> [Required work]: Filter the entries and keep only the lines where the string "marker" appears.

**********

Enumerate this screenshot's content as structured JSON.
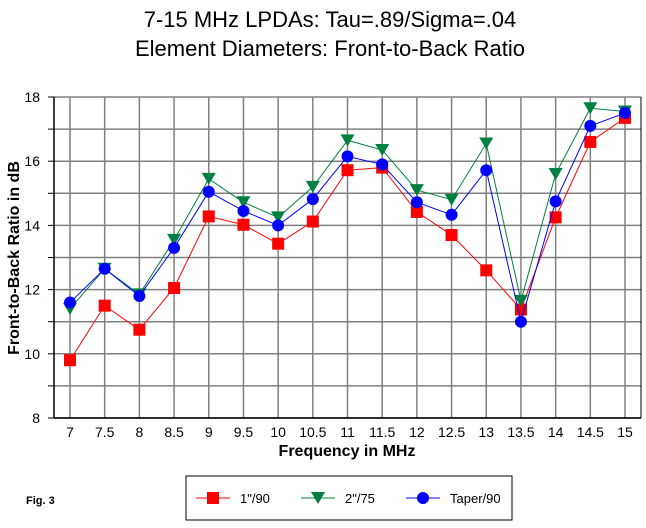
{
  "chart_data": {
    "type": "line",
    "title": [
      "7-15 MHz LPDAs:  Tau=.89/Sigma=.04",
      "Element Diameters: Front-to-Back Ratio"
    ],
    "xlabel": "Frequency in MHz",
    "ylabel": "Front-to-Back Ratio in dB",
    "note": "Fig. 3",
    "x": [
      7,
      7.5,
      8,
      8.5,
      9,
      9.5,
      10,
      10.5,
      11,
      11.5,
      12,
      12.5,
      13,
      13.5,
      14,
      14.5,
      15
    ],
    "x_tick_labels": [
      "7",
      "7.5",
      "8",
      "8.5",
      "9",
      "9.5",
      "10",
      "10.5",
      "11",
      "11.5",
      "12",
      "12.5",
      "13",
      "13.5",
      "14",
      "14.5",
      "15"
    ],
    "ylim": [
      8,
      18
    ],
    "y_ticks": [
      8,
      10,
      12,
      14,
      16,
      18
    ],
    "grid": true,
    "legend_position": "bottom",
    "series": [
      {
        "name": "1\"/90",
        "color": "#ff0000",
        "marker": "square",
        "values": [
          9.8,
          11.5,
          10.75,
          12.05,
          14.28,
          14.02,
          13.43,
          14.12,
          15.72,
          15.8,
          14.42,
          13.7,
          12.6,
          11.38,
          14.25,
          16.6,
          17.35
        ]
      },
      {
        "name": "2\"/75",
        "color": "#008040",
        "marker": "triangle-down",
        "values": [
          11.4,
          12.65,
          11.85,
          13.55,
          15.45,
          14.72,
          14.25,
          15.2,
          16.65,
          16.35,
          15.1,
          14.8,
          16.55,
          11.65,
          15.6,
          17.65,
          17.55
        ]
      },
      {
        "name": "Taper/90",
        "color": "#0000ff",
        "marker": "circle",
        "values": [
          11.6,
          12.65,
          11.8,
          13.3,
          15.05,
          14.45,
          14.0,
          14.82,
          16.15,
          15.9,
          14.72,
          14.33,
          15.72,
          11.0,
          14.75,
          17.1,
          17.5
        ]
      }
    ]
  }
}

**********

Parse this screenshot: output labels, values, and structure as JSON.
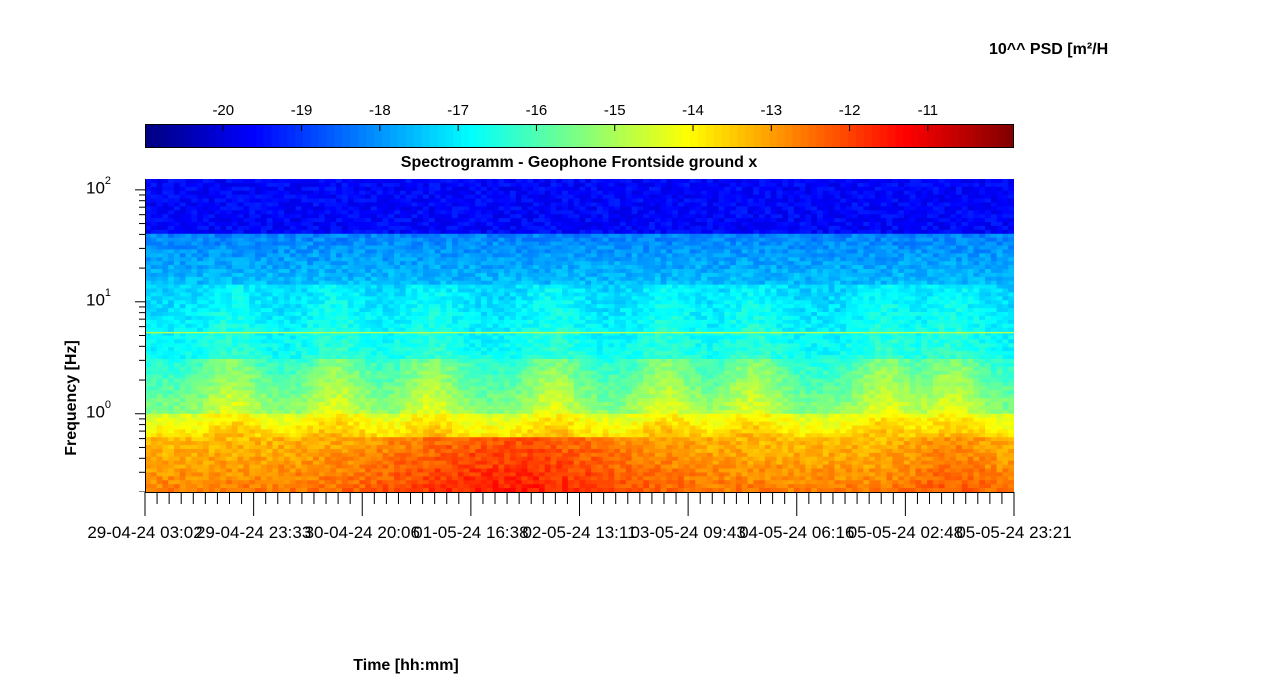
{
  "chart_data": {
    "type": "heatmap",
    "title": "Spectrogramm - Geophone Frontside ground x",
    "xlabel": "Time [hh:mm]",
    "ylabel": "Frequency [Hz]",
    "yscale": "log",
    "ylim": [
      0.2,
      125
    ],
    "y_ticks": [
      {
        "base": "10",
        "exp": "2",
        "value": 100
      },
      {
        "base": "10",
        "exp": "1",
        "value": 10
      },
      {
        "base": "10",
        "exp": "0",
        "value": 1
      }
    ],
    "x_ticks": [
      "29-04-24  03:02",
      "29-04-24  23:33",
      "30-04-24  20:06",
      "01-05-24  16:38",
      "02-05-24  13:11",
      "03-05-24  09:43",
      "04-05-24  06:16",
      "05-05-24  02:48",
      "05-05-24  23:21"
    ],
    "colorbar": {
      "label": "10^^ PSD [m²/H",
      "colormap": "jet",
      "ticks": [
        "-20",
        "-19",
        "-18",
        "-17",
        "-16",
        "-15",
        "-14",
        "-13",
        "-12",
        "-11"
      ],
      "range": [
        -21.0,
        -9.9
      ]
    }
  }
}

**********

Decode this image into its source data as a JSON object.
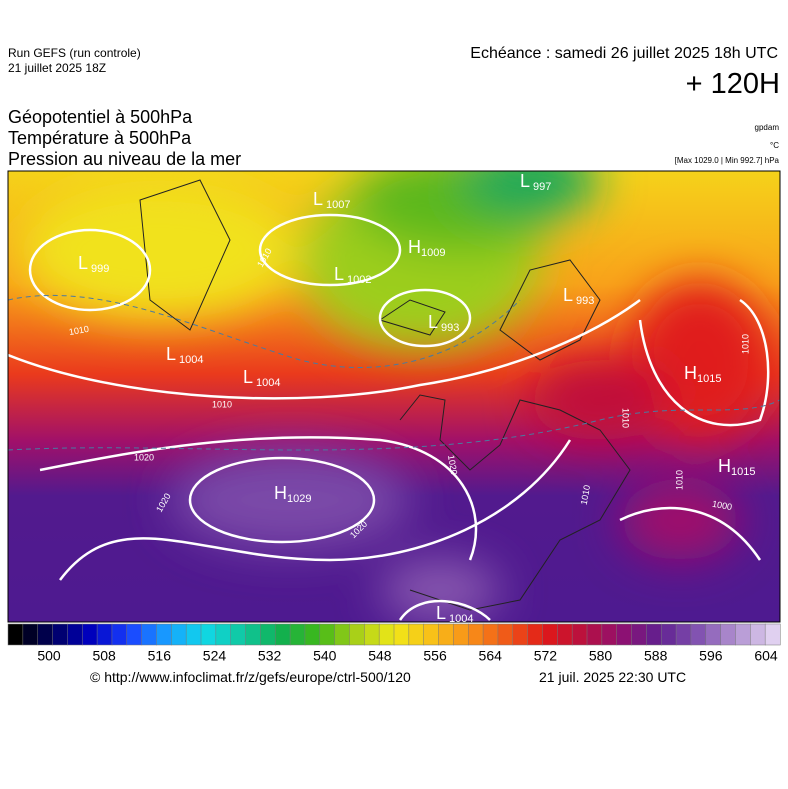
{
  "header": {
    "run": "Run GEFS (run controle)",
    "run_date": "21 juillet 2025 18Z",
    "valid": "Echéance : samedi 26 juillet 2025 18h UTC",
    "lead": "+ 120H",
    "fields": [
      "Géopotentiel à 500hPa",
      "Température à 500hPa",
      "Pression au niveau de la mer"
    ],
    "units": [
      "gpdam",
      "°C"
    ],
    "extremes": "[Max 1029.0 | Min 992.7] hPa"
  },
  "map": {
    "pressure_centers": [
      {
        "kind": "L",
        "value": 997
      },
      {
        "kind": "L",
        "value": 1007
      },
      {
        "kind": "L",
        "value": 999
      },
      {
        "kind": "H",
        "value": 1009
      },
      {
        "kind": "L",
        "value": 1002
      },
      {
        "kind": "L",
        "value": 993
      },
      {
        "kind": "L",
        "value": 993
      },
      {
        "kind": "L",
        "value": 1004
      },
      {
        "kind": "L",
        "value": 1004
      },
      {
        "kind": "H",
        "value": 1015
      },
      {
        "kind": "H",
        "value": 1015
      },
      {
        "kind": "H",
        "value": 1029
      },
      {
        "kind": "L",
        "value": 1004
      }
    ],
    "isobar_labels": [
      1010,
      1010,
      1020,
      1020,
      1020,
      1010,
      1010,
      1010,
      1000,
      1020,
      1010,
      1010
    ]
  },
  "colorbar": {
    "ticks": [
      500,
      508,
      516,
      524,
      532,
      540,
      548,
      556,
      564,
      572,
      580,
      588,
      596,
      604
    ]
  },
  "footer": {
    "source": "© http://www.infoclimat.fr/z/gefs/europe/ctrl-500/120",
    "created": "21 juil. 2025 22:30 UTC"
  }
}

**********

> [The solution]:
        "marker": "square",
        "marker": "triangle-down",
        "marker": "circle",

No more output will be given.